-- Start of Material supplied --

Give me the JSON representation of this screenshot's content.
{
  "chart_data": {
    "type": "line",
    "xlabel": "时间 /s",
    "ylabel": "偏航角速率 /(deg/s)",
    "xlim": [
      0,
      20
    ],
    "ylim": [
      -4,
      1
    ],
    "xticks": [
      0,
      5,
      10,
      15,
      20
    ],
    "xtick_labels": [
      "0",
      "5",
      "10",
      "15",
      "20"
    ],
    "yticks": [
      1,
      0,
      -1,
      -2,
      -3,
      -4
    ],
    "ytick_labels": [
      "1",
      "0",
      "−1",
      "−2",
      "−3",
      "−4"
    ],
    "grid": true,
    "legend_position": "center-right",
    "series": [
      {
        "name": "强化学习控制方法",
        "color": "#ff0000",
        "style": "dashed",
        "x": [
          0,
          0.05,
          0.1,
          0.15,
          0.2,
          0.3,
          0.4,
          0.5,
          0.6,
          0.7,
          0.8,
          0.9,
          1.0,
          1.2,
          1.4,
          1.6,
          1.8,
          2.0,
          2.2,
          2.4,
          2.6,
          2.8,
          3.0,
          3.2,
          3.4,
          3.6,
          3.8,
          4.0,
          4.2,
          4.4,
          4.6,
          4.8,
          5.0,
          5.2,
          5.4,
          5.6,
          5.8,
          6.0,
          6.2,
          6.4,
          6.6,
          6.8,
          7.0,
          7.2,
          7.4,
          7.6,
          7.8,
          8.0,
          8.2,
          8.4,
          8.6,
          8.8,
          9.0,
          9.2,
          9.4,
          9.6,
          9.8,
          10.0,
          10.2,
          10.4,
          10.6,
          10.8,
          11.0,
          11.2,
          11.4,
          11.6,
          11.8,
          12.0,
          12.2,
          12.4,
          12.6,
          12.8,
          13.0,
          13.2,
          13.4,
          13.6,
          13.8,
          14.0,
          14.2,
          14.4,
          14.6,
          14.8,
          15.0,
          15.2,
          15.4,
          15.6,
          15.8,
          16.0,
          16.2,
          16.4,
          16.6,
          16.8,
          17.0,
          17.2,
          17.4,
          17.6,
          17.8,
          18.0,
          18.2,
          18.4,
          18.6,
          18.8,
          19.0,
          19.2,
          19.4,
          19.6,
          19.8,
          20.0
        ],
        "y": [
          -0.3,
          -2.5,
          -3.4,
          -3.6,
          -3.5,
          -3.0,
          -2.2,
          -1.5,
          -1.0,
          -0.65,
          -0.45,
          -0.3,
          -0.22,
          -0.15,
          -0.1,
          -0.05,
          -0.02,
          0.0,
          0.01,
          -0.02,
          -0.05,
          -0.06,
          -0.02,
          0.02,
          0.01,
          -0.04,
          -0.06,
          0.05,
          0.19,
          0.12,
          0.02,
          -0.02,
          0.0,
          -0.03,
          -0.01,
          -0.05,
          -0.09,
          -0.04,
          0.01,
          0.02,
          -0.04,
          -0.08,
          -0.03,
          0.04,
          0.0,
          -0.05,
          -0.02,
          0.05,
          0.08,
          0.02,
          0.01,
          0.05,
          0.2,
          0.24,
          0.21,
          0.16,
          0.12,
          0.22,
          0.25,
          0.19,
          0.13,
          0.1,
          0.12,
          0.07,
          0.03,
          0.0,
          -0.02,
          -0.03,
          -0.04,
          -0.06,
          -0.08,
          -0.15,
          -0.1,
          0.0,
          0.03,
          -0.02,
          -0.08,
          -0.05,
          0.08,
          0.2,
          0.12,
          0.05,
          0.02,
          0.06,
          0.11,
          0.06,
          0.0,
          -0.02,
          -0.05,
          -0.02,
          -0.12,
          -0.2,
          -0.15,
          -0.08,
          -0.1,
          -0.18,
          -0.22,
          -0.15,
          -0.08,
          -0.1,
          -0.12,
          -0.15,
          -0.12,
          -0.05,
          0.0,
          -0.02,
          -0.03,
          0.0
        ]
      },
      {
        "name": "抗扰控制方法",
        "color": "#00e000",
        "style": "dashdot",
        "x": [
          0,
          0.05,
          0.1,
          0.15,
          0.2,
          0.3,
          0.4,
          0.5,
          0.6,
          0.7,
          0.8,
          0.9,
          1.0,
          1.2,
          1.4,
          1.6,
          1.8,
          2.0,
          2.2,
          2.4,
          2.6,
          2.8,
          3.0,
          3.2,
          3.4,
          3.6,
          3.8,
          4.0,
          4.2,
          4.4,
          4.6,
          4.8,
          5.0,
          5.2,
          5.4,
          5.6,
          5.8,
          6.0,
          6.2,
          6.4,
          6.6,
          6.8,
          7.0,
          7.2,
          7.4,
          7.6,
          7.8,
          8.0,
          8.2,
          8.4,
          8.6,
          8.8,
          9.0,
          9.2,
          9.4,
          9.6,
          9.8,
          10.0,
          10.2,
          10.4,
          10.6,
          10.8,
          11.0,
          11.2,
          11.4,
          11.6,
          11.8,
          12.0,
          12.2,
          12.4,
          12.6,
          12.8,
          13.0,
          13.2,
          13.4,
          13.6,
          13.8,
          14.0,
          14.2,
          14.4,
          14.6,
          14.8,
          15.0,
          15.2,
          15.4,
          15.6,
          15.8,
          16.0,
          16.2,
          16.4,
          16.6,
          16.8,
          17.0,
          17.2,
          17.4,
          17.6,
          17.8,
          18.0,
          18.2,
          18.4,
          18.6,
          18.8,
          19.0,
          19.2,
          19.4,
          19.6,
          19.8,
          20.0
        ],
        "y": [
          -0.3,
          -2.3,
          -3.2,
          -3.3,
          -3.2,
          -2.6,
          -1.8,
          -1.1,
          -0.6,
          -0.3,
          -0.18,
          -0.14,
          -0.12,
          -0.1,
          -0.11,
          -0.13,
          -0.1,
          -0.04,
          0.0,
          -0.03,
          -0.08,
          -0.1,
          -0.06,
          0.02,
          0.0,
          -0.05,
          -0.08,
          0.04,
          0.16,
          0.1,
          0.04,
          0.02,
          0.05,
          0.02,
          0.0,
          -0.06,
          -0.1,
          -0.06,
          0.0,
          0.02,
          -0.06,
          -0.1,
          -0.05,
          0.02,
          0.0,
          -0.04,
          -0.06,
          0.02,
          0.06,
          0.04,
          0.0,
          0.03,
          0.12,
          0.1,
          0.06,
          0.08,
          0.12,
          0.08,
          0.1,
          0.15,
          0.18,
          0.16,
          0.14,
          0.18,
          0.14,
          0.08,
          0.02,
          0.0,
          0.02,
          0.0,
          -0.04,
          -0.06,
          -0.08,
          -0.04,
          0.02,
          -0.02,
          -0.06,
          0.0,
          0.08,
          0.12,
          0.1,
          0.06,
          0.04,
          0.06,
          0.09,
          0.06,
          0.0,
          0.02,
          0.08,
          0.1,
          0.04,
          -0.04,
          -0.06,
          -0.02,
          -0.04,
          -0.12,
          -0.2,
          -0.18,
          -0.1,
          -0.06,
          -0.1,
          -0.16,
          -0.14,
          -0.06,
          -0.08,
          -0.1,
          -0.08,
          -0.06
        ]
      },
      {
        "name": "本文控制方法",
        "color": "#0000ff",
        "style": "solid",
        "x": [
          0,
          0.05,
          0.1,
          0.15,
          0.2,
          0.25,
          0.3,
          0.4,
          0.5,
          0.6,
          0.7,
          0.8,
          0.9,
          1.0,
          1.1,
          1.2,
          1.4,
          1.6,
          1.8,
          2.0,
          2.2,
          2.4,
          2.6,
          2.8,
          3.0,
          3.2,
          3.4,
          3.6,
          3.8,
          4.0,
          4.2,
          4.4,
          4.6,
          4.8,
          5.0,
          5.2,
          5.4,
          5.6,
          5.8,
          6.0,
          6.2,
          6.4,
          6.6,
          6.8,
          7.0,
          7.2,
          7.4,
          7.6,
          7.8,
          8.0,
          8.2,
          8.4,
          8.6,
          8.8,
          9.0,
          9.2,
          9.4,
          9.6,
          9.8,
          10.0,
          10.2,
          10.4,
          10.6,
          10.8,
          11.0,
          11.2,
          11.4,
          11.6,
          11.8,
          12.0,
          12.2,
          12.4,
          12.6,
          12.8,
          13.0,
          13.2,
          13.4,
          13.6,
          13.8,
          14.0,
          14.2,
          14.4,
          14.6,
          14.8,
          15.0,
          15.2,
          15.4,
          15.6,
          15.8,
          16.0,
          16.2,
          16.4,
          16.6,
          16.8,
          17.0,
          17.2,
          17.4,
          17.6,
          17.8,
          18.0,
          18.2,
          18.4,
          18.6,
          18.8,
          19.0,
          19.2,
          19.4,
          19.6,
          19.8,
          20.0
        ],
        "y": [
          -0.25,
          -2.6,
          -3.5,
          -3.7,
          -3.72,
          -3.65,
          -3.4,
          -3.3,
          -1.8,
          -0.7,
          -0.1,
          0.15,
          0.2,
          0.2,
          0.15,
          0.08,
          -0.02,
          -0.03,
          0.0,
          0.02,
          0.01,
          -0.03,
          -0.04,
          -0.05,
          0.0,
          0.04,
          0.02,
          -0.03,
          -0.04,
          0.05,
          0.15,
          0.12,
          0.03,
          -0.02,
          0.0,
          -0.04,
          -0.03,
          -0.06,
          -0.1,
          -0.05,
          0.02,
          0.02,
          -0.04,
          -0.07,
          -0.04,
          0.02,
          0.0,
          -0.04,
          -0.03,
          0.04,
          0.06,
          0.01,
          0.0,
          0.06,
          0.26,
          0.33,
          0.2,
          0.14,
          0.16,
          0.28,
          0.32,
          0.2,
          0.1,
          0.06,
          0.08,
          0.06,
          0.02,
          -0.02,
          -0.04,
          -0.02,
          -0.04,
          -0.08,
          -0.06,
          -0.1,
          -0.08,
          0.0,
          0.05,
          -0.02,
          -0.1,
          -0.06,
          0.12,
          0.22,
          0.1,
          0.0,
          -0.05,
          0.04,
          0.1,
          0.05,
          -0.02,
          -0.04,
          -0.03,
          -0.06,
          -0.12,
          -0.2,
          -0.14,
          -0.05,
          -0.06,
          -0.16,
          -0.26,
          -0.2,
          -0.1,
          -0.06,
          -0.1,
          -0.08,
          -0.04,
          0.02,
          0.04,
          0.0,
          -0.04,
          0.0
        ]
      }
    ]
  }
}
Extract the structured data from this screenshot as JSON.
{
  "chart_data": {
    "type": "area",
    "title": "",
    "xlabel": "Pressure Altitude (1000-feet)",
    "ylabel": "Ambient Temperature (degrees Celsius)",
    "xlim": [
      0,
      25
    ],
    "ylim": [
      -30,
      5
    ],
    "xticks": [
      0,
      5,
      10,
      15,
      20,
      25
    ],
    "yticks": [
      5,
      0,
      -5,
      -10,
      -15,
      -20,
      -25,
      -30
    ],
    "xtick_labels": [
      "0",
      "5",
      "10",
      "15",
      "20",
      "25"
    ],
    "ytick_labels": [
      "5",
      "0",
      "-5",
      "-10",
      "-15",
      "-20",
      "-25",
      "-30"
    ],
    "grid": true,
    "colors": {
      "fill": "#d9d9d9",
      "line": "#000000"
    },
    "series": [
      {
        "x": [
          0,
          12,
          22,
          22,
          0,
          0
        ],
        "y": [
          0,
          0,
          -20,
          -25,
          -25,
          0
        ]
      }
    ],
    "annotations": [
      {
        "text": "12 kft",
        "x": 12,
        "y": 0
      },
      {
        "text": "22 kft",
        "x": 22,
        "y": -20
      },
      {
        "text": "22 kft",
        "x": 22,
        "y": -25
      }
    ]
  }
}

-- End of Material supplied --

Task objective:
Show all lines in the entries above where the word "this" appears.

Answer below:
Give me the JSON representation of this screenshot's content.
Extract the structured data from this screenshot as JSON.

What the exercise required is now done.